Check each line for the string "Random". Give only the count of lines that have it.

--- start ---

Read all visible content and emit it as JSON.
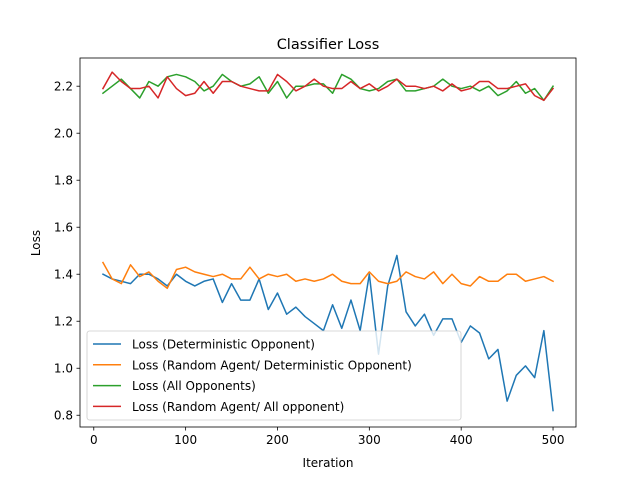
{
  "chart_data": {
    "type": "line",
    "title": "Classifier Loss",
    "xlabel": "Iteration",
    "ylabel": "Loss",
    "xlim": [
      -15,
      525
    ],
    "ylim": [
      0.75,
      2.32
    ],
    "xticks": [
      0,
      100,
      200,
      300,
      400,
      500
    ],
    "yticks": [
      0.8,
      1.0,
      1.2,
      1.4,
      1.6,
      1.8,
      2.0,
      2.2
    ],
    "ytick_labels": [
      "0.8",
      "1.0",
      "1.2",
      "1.4",
      "1.6",
      "1.8",
      "2.0",
      "2.2"
    ],
    "grid": false,
    "legend_position": "lower-left",
    "x": [
      10,
      20,
      30,
      40,
      50,
      60,
      70,
      80,
      90,
      100,
      110,
      120,
      130,
      140,
      150,
      160,
      170,
      180,
      190,
      200,
      210,
      220,
      230,
      240,
      250,
      260,
      270,
      280,
      290,
      300,
      310,
      320,
      330,
      340,
      350,
      360,
      370,
      380,
      390,
      400,
      410,
      420,
      430,
      440,
      450,
      460,
      470,
      480,
      490,
      500
    ],
    "series": [
      {
        "name": "Loss (Deterministic Opponent)",
        "color": "#1f77b4",
        "values": [
          1.4,
          1.38,
          1.37,
          1.36,
          1.4,
          1.4,
          1.38,
          1.35,
          1.4,
          1.37,
          1.35,
          1.37,
          1.38,
          1.28,
          1.36,
          1.29,
          1.29,
          1.38,
          1.25,
          1.32,
          1.23,
          1.26,
          1.22,
          1.19,
          1.16,
          1.27,
          1.17,
          1.29,
          1.16,
          1.4,
          1.06,
          1.35,
          1.48,
          1.24,
          1.18,
          1.23,
          1.14,
          1.21,
          1.21,
          1.11,
          1.18,
          1.15,
          1.04,
          1.08,
          0.86,
          0.97,
          1.01,
          0.96,
          1.16,
          0.82
        ]
      },
      {
        "name": "Loss (Random Agent/ Deterministic Opponent)",
        "color": "#ff7f0e",
        "values": [
          1.45,
          1.38,
          1.36,
          1.44,
          1.39,
          1.41,
          1.37,
          1.34,
          1.42,
          1.43,
          1.41,
          1.4,
          1.39,
          1.4,
          1.38,
          1.38,
          1.43,
          1.38,
          1.4,
          1.39,
          1.4,
          1.37,
          1.38,
          1.37,
          1.38,
          1.4,
          1.37,
          1.36,
          1.36,
          1.41,
          1.37,
          1.36,
          1.37,
          1.41,
          1.39,
          1.38,
          1.41,
          1.36,
          1.4,
          1.36,
          1.35,
          1.39,
          1.37,
          1.37,
          1.4,
          1.4,
          1.37,
          1.38,
          1.39,
          1.37
        ]
      },
      {
        "name": "Loss (All Opponents)",
        "color": "#2ca02c",
        "values": [
          2.17,
          2.2,
          2.23,
          2.19,
          2.15,
          2.22,
          2.2,
          2.24,
          2.25,
          2.24,
          2.22,
          2.18,
          2.2,
          2.25,
          2.22,
          2.2,
          2.21,
          2.24,
          2.17,
          2.22,
          2.15,
          2.2,
          2.2,
          2.21,
          2.21,
          2.17,
          2.25,
          2.23,
          2.19,
          2.18,
          2.19,
          2.22,
          2.23,
          2.18,
          2.18,
          2.19,
          2.2,
          2.23,
          2.2,
          2.19,
          2.2,
          2.18,
          2.2,
          2.16,
          2.18,
          2.22,
          2.17,
          2.19,
          2.14,
          2.2
        ]
      },
      {
        "name": "Loss (Random Agent/ All opponent)",
        "color": "#d62728",
        "values": [
          2.19,
          2.26,
          2.22,
          2.19,
          2.19,
          2.2,
          2.15,
          2.24,
          2.19,
          2.16,
          2.17,
          2.22,
          2.17,
          2.22,
          2.22,
          2.2,
          2.19,
          2.18,
          2.18,
          2.25,
          2.22,
          2.18,
          2.2,
          2.23,
          2.2,
          2.19,
          2.19,
          2.22,
          2.19,
          2.21,
          2.18,
          2.2,
          2.23,
          2.2,
          2.2,
          2.19,
          2.2,
          2.18,
          2.21,
          2.18,
          2.19,
          2.22,
          2.22,
          2.19,
          2.19,
          2.2,
          2.21,
          2.16,
          2.14,
          2.19
        ]
      }
    ]
  }
}
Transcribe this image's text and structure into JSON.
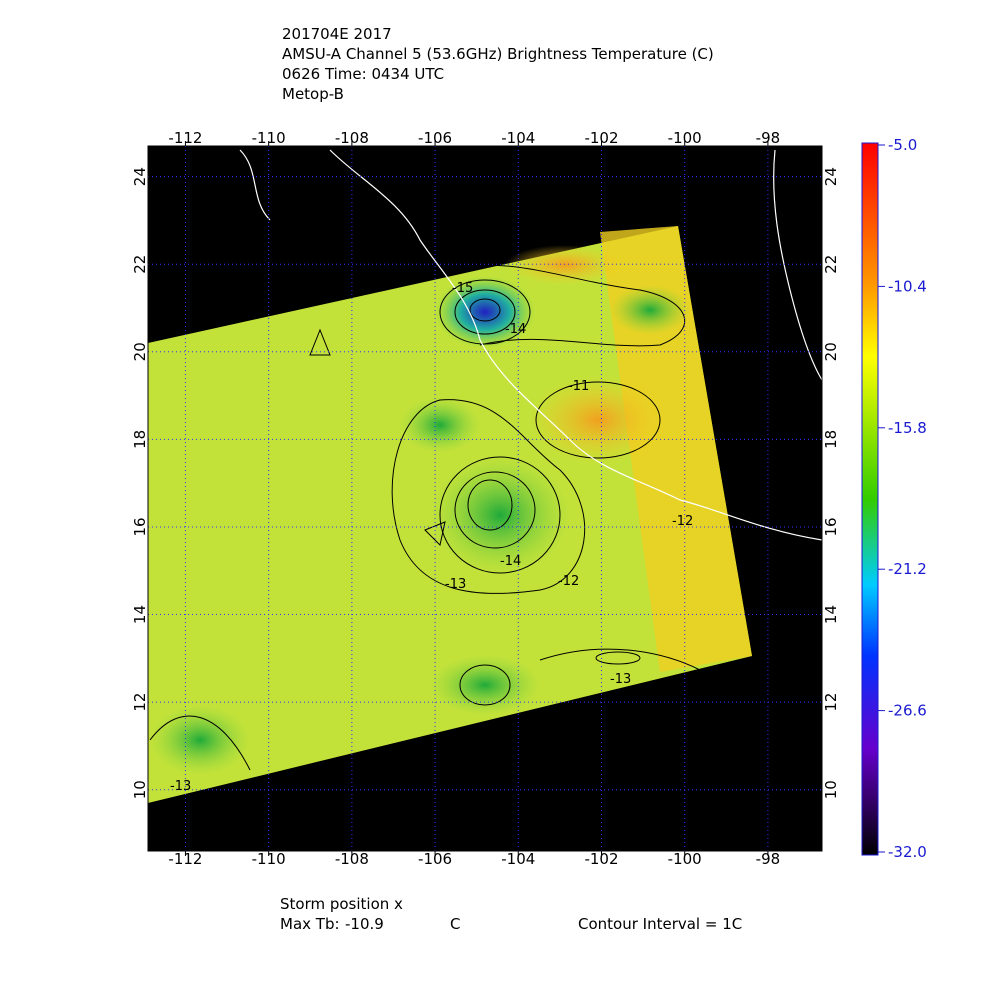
{
  "header": {
    "lines": [
      "201704E 2017",
      "AMSU-A Channel 5 (53.6GHz) Brightness Temperature (C)",
      "0626 Time: 0434 UTC",
      "Metop-B"
    ]
  },
  "map": {
    "lon_range": [
      -112.9,
      -96.7
    ],
    "lat_range": [
      8.6,
      24.7
    ],
    "lon_ticks": [
      -112,
      -110,
      -108,
      -106,
      -104,
      -102,
      -100,
      -98
    ],
    "lat_ticks": [
      10,
      12,
      14,
      16,
      18,
      20,
      22,
      24
    ],
    "contour_labels": [
      -15,
      -14,
      -11,
      -14,
      -13,
      -12,
      -13,
      -13,
      -12
    ]
  },
  "colorbar": {
    "range": [
      -32,
      -5
    ],
    "ticks": [
      {
        "value": -5,
        "label": "-5.0"
      },
      {
        "value": -10.4,
        "label": "-10.4"
      },
      {
        "value": -15.8,
        "label": "-15.8"
      },
      {
        "value": -21.2,
        "label": "-21.2"
      },
      {
        "value": -26.6,
        "label": "-26.6"
      },
      {
        "value": -32,
        "label": "-32.0"
      }
    ]
  },
  "footer": {
    "storm": "Storm position x",
    "max_tb_label": "Max Tb:",
    "max_tb": -10.9,
    "max_tb_unit": "C",
    "contour": "Contour Interval = 1C"
  }
}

--- end ---

## COMPLETE ANSWER
2